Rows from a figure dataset

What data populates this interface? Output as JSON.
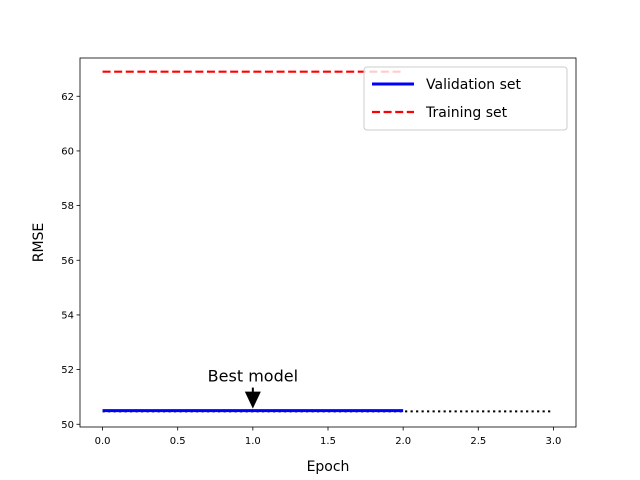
{
  "chart_data": {
    "type": "line",
    "title": "",
    "xlabel": "Epoch",
    "ylabel": "RMSE",
    "xlim": [
      -0.15,
      3.15
    ],
    "ylim": [
      49.9,
      63.4
    ],
    "xticks": [
      0.0,
      0.5,
      1.0,
      1.5,
      2.0,
      2.5,
      3.0
    ],
    "xtick_labels": [
      "0.0",
      "0.5",
      "1.0",
      "1.5",
      "2.0",
      "2.5",
      "3.0"
    ],
    "yticks": [
      50,
      52,
      54,
      56,
      58,
      60,
      62
    ],
    "ytick_labels": [
      "50",
      "52",
      "54",
      "56",
      "58",
      "60",
      "62"
    ],
    "grid": false,
    "legend_position": "upper-right",
    "series": [
      {
        "name": "Validation set",
        "style": "solid",
        "color": "#0000ff",
        "x": [
          0,
          1,
          2
        ],
        "y": [
          50.5,
          50.5,
          50.5
        ]
      },
      {
        "name": "Training set",
        "style": "dashed",
        "color": "#ff0000",
        "x": [
          0,
          1,
          2
        ],
        "y": [
          62.9,
          62.9,
          62.9
        ]
      },
      {
        "name": "",
        "style": "dotted",
        "color": "#000000",
        "x": [
          0,
          3
        ],
        "y": [
          50.47,
          50.47
        ]
      }
    ],
    "annotations": [
      {
        "text": "Best model",
        "point_x": 1,
        "point_y": 50.5,
        "arrow_color": "#000000"
      }
    ]
  }
}
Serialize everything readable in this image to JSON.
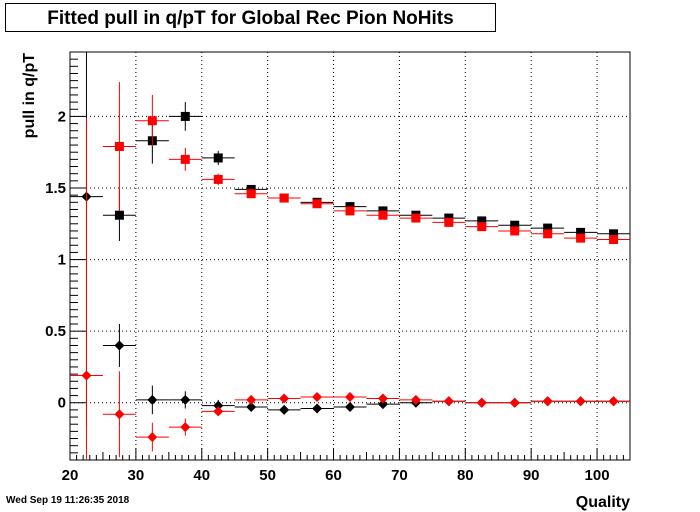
{
  "chart_data": {
    "type": "scatter",
    "title": "Fitted pull in q/pT for Global Rec Pion NoHits",
    "xlabel": "Quality",
    "ylabel": "pull in q/pT",
    "xlim": [
      20,
      105
    ],
    "ylim": [
      -0.4,
      2.45
    ],
    "grid": true,
    "x_ticks": [
      20,
      30,
      40,
      50,
      60,
      70,
      80,
      90,
      100
    ],
    "y_ticks": [
      0,
      0.5,
      1,
      1.5,
      2
    ],
    "x_tick_labels": [
      "20",
      "30",
      "40",
      "50",
      "60",
      "70",
      "80",
      "90",
      "100"
    ],
    "y_tick_labels": [
      "0",
      "0.5",
      "1",
      "1.5",
      "2"
    ],
    "bin_half_width": 2.5,
    "series": [
      {
        "marker": "square",
        "color": "#000000",
        "x": [
          27.5,
          32.5,
          37.5,
          42.5,
          47.5,
          52.5,
          57.5,
          62.5,
          67.5,
          72.5,
          77.5,
          82.5,
          87.5,
          92.5,
          97.5,
          102.5
        ],
        "y": [
          1.31,
          1.83,
          2.0,
          1.71,
          1.49,
          1.43,
          1.4,
          1.37,
          1.34,
          1.31,
          1.29,
          1.27,
          1.24,
          1.22,
          1.19,
          1.18
        ],
        "yerr": [
          0.18,
          0.16,
          0.1,
          0.05,
          0.02,
          0.015,
          0.015,
          0.01,
          0.01,
          0.01,
          0.01,
          0.01,
          0.01,
          0.01,
          0.01,
          0.01
        ]
      },
      {
        "marker": "square",
        "color": "#ff0000",
        "x": [
          27.5,
          32.5,
          37.5,
          42.5,
          47.5,
          52.5,
          57.5,
          62.5,
          67.5,
          72.5,
          77.5,
          82.5,
          87.5,
          92.5,
          97.5,
          102.5
        ],
        "y": [
          1.79,
          1.97,
          1.7,
          1.56,
          1.46,
          1.43,
          1.39,
          1.34,
          1.31,
          1.29,
          1.26,
          1.23,
          1.2,
          1.18,
          1.15,
          1.14
        ],
        "yerr": [
          0.45,
          0.18,
          0.08,
          0.04,
          0.02,
          0.015,
          0.015,
          0.01,
          0.01,
          0.01,
          0.01,
          0.01,
          0.01,
          0.01,
          0.01,
          0.01
        ]
      },
      {
        "marker": "diamond",
        "color": "#000000",
        "x": [
          22.5,
          27.5,
          32.5,
          37.5,
          42.5,
          47.5,
          52.5,
          57.5,
          62.5,
          67.5,
          72.5,
          77.5,
          82.5,
          87.5,
          92.5,
          97.5,
          102.5
        ],
        "y": [
          1.44,
          0.4,
          0.02,
          0.02,
          -0.02,
          -0.03,
          -0.05,
          -0.04,
          -0.03,
          -0.01,
          0.0,
          0.01,
          0.0,
          0.0,
          0.01,
          0.01,
          0.01
        ],
        "yerr": [
          1.6,
          0.15,
          0.1,
          0.06,
          0.04,
          0.015,
          0.01,
          0.01,
          0.01,
          0.01,
          0.01,
          0.01,
          0.01,
          0.01,
          0.01,
          0.01,
          0.01
        ]
      },
      {
        "marker": "diamond",
        "color": "#ff0000",
        "x": [
          22.5,
          27.5,
          32.5,
          37.5,
          42.5,
          47.5,
          52.5,
          57.5,
          62.5,
          67.5,
          72.5,
          77.5,
          82.5,
          87.5,
          92.5,
          97.5,
          102.5
        ],
        "y": [
          0.19,
          -0.08,
          -0.24,
          -0.17,
          -0.06,
          0.02,
          0.03,
          0.04,
          0.04,
          0.03,
          0.02,
          0.01,
          0.0,
          0.0,
          0.01,
          0.01,
          0.01
        ],
        "yerr": [
          1.8,
          0.3,
          0.1,
          0.06,
          0.03,
          0.01,
          0.01,
          0.01,
          0.01,
          0.01,
          0.01,
          0.01,
          0.01,
          0.01,
          0.01,
          0.01,
          0.01
        ]
      }
    ]
  },
  "footer": {
    "timestamp": "Wed Sep 19 11:26:35 2018"
  }
}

* **Request**: Copy out each line of the data containing the string "pull".

* **Written answer**:
    "title": "Fitted pull in q/pT for Global Rec Pion NoHits",
    "ylabel": "pull in q/pT",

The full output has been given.